### WHAT YOU SHOULD DO
Show each line of the material below that contains the string "Tillkopplingsschema".

### TASK DATA

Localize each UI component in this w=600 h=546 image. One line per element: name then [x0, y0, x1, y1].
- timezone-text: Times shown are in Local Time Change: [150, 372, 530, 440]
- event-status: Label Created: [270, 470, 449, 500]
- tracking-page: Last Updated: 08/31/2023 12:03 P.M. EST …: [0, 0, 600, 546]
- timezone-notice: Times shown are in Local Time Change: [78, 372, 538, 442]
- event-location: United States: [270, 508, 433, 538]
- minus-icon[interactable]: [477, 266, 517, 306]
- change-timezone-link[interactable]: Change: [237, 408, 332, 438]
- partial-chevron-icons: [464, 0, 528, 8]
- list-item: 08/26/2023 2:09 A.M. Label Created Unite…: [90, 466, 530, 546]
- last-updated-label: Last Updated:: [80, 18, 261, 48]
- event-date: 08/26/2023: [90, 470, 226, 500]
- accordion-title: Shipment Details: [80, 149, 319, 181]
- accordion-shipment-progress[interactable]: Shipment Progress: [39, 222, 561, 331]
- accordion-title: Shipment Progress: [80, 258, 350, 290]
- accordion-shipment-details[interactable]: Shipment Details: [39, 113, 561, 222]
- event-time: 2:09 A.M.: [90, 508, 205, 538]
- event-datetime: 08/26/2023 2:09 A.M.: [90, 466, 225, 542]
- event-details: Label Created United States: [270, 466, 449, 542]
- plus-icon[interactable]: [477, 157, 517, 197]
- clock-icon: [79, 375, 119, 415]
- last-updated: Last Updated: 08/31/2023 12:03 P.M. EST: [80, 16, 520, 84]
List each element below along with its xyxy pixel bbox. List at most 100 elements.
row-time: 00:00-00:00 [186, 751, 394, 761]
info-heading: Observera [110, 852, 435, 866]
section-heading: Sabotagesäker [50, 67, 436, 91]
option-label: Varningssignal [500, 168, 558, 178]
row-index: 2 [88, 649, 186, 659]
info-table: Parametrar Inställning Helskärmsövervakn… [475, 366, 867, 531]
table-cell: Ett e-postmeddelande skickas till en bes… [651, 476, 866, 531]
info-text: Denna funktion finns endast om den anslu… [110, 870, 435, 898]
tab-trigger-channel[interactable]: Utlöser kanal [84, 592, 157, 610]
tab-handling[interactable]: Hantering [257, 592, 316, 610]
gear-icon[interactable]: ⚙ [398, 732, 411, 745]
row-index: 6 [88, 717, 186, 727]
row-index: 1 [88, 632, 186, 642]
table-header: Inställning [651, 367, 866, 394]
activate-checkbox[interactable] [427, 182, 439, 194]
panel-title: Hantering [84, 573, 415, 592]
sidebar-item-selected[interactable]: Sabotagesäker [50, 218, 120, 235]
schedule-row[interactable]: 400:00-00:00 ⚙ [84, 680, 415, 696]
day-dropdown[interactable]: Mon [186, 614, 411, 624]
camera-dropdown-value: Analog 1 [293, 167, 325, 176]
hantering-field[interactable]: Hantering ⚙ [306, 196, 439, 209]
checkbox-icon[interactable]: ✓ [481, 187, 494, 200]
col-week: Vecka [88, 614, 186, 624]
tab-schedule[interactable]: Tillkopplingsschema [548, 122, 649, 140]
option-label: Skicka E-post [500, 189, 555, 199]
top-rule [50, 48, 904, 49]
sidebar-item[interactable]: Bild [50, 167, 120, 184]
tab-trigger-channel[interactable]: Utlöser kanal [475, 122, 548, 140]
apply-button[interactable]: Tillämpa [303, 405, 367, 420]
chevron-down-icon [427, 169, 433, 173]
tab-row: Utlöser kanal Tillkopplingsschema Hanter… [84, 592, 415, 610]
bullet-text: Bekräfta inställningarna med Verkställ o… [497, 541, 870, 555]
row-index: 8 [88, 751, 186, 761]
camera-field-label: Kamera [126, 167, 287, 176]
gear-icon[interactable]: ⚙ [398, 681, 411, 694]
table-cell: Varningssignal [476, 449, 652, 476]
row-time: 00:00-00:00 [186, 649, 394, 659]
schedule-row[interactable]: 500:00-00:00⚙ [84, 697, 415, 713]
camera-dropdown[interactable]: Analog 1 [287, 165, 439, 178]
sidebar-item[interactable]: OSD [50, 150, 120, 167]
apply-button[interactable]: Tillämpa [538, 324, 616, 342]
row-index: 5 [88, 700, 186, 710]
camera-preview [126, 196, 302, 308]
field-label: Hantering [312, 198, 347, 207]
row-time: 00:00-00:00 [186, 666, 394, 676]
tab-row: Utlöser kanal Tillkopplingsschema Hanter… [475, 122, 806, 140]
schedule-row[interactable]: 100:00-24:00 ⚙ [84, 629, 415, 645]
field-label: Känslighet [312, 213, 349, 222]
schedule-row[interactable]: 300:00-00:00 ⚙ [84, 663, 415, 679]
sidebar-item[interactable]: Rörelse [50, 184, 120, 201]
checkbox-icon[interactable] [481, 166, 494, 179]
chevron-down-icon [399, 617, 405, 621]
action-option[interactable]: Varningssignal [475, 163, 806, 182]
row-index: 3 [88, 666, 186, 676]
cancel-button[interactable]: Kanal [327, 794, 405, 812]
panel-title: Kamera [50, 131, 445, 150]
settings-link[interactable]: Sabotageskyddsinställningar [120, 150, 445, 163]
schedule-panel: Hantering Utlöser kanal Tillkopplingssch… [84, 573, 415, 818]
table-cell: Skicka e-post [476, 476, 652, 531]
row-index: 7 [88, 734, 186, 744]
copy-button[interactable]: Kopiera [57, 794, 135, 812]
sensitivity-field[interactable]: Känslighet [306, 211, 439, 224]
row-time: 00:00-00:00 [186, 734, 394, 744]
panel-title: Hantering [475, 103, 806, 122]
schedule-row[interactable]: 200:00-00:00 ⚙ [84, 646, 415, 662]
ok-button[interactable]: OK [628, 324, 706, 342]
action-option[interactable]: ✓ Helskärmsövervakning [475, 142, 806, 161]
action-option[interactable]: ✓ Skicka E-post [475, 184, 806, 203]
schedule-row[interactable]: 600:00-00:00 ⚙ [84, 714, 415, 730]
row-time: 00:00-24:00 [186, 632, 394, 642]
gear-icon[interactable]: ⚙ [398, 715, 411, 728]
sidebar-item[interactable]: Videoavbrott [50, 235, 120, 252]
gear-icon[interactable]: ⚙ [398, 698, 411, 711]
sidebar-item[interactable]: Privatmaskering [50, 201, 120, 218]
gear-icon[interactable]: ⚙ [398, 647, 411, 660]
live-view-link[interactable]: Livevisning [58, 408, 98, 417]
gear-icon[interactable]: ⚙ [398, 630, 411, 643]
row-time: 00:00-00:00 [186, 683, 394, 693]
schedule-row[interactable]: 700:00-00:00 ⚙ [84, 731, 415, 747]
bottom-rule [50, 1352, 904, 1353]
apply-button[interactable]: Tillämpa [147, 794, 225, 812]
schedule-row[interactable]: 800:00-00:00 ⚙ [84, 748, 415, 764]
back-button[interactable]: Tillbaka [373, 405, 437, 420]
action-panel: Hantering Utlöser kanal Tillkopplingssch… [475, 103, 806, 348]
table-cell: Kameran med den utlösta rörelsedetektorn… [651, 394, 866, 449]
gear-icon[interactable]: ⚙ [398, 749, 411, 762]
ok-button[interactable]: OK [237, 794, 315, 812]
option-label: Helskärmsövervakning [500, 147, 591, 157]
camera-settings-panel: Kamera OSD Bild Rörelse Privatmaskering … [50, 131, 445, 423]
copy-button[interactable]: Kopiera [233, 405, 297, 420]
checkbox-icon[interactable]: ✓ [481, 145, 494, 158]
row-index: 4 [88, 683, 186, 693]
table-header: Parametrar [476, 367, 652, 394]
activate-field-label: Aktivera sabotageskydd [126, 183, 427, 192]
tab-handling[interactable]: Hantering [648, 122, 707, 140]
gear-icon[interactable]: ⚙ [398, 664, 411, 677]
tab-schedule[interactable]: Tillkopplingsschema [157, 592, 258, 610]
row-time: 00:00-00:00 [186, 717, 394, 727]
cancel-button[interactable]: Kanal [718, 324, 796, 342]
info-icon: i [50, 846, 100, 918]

### FULL SOLUTION
tab-schedule[interactable]: Tillkopplingsschema [548, 122, 649, 140]
tab-row: Utlöser kanal Tillkopplingsschema Hanter… [84, 592, 415, 610]
tab-row: Utlöser kanal Tillkopplingsschema Hanter… [475, 122, 806, 140]
tab-schedule[interactable]: Tillkopplingsschema [157, 592, 258, 610]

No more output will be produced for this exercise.